**STATED EXERCISE**:
Look through the data and write out every line with the word "Foodie" in it.

**TASK MATERIAL**:

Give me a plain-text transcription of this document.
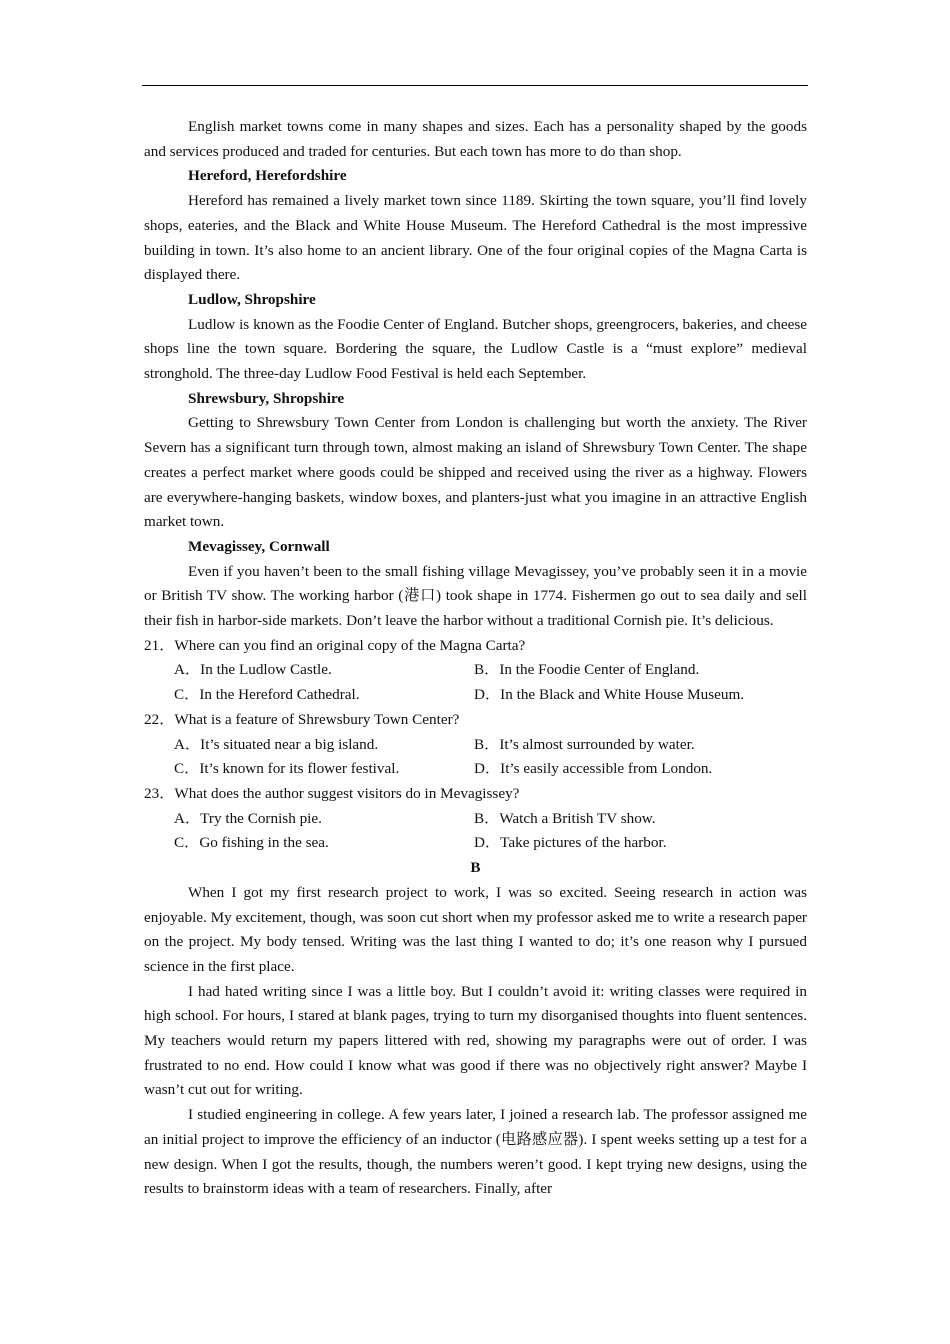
English market towns come in many shapes and sizes. Each has a personality shaped by the goods and services produced and traded for centuries. But each town has more to do than shop.

Hereford, Herefordshire

Hereford has remained a lively market town since 1189. Skirting the town square, you’ll find lovely shops, eateries, and the Black and White House Museum. The Hereford Cathedral is the most impressive building in town. It’s also home to an ancient library. One of the four original copies of the Magna Carta is displayed there.

Ludlow, Shropshire

Ludlow is known as the Foodie Center of England. Butcher shops, greengrocers, bakeries, and cheese shops line the town square. Bordering the square, the Ludlow Castle is a “must explore” medieval stronghold. The three-day Ludlow Food Festival is held each September.

Shrewsbury, Shropshire

Getting to Shrewsbury Town Center from London is challenging but worth the anxiety. The River Severn has a significant turn through town, almost making an island of Shrewsbury Town Center. The shape creates a perfect market where goods could be shipped and received using the river as a highway. Flowers are everywhere-hanging baskets, window boxes, and planters-just what you imagine in an attractive English market town.

Mevagissey, Cornwall

Even if you haven’t been to the small fishing village Mevagissey, you’ve probably seen it in a movie or British TV show. The working harbor (港口) took shape in 1774. Fishermen go out to sea daily and sell their fish in harbor-side markets. Don’t leave the harbor without a traditional Cornish pie. It’s delicious.

21．Where can you find an original copy of the Magna Carta?

A．In the Ludlow Castle.	B．In the Foodie Center of England.

C．In the Hereford Cathedral.	D．In the Black and White House Museum.

22．What is a feature of Shrewsbury Town Center?

A．It’s situated near a big island.	B．It’s almost surrounded by water.

C．It’s known for its flower festival.	D．It’s easily accessible from London.

23．What does the author suggest visitors do in Mevagissey?

A．Try the Cornish pie.	B．Watch a British TV show.

C．Go fishing in the sea.	D．Take pictures of the harbor.

B

When I got my first research project to work, I was so excited. Seeing research in action was enjoyable. My excitement, though, was soon cut short when my professor asked me to write a research paper on the project. My body tensed. Writing was the last thing I wanted to do; it’s one reason why I pursued science in the first place.

I had hated writing since I was a little boy. But I couldn’t avoid it: writing classes were required in high school. For hours, I stared at blank pages, trying to turn my disorganised thoughts into fluent sentences. My teachers would return my papers littered with red, showing my paragraphs were out of order. I was frustrated to no end. How could I know what was good if there was no objectively right answer? Maybe I wasn’t cut out for writing.

I studied engineering in college. A few years later, I joined a research lab. The professor assigned me an initial project to improve the efficiency of an inductor (电路感应器). I spent weeks setting up a test for a new design. When I got the results, though, the numbers weren’t good. I kept trying new designs, using the results to brainstorm ideas with a team of researchers. Finally, after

**RIGHT ANSWER**:
Ludlow is known as the Foodie Center of England. Butcher shops, greengrocers, bakeries, and cheese shops line the town square. Bordering the square, the Ludlow Castle is a “must explore” medieval stronghold. The three-day Ludlow Food Festival is held each September.
A．In the Ludlow Castle.	B．In the Foodie Center of England.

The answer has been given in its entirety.